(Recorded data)

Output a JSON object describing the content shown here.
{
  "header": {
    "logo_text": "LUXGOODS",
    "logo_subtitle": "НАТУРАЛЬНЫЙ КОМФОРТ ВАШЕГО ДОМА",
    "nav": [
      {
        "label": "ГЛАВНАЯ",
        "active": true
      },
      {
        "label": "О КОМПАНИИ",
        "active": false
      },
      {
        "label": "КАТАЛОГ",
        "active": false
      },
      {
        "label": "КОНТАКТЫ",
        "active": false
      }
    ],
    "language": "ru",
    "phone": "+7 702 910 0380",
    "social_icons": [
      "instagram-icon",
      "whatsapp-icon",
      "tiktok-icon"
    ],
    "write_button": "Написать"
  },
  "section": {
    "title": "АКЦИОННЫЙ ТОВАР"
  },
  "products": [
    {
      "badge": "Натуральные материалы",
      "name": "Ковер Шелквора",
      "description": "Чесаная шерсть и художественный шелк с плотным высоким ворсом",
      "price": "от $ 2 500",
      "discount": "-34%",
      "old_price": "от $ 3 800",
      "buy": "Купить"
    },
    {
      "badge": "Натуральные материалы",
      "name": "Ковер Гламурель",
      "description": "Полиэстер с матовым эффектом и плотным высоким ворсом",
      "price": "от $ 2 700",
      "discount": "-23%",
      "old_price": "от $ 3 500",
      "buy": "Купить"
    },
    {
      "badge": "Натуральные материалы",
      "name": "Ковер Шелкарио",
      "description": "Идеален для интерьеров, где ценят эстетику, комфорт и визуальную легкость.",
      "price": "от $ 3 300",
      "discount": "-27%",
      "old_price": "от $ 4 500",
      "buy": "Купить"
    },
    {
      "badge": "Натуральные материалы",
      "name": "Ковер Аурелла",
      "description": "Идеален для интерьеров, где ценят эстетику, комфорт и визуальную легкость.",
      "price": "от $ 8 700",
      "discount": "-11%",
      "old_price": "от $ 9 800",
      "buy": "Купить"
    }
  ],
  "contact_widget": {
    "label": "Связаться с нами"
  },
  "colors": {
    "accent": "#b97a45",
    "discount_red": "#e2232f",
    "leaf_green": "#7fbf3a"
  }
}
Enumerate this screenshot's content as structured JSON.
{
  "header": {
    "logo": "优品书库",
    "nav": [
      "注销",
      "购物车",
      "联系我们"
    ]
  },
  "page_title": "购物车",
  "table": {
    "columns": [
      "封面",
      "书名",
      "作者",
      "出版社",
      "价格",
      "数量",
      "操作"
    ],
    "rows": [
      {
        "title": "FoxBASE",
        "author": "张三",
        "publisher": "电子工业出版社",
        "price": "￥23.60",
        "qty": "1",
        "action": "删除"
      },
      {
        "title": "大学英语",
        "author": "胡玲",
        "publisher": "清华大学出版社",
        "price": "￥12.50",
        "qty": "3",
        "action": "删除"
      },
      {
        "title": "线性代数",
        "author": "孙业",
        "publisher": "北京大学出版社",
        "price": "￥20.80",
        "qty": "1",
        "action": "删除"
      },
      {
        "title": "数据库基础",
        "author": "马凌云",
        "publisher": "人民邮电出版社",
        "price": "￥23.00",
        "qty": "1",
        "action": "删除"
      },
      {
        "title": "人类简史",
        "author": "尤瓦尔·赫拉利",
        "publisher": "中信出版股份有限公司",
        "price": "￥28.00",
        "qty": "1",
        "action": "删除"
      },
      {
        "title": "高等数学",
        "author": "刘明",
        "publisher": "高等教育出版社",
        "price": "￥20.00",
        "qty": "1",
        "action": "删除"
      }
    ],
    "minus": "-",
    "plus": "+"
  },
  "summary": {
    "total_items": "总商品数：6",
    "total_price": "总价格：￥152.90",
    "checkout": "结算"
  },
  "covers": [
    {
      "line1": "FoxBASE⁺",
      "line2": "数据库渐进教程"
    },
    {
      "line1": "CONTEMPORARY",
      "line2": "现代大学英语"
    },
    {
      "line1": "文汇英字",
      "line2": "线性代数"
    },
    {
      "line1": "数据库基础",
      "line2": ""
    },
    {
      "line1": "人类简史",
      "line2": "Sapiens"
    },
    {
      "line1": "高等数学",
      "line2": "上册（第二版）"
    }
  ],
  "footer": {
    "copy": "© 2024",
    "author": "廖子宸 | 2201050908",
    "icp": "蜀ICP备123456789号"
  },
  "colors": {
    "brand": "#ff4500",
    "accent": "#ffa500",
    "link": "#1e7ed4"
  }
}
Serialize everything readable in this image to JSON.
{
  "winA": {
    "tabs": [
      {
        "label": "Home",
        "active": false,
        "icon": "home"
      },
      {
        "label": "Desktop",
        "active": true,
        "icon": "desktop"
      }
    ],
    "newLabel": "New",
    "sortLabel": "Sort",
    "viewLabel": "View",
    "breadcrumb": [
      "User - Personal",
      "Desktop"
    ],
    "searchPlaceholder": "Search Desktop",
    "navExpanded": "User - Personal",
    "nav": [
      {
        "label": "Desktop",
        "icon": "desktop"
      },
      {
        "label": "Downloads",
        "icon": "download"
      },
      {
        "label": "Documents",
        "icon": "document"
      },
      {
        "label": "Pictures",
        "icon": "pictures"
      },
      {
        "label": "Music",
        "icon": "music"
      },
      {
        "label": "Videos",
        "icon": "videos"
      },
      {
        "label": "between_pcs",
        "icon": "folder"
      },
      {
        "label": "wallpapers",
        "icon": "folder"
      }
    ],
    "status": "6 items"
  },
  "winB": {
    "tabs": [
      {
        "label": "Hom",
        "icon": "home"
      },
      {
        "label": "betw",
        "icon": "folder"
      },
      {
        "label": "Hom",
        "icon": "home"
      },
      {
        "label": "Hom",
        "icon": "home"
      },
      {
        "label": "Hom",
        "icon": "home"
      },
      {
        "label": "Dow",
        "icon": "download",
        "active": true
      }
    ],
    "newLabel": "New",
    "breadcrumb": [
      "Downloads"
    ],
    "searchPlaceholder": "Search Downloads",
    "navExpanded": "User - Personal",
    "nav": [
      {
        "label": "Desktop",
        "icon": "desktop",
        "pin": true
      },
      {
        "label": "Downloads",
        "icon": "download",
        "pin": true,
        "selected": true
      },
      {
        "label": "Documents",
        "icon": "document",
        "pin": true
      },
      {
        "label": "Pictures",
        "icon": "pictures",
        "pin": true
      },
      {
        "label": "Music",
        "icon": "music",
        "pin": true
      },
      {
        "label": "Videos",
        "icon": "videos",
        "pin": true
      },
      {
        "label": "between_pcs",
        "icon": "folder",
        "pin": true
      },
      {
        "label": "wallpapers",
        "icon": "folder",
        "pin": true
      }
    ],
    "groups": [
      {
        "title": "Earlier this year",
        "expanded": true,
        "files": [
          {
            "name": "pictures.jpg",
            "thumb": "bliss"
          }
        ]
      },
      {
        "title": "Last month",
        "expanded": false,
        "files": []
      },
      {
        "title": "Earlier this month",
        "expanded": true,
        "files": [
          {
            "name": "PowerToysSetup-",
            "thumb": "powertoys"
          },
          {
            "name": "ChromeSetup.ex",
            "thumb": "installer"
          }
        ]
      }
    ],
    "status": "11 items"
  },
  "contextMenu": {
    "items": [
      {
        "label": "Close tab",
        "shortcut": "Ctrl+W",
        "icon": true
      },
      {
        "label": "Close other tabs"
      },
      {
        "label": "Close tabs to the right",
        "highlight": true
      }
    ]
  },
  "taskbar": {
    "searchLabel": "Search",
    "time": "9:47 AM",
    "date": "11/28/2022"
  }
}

**To do:**
Gather each line from the listing above that holds "thumb".

**Result:**
            "thumb": "bliss"
            "thumb": "powertoys"
            "thumb": "installer"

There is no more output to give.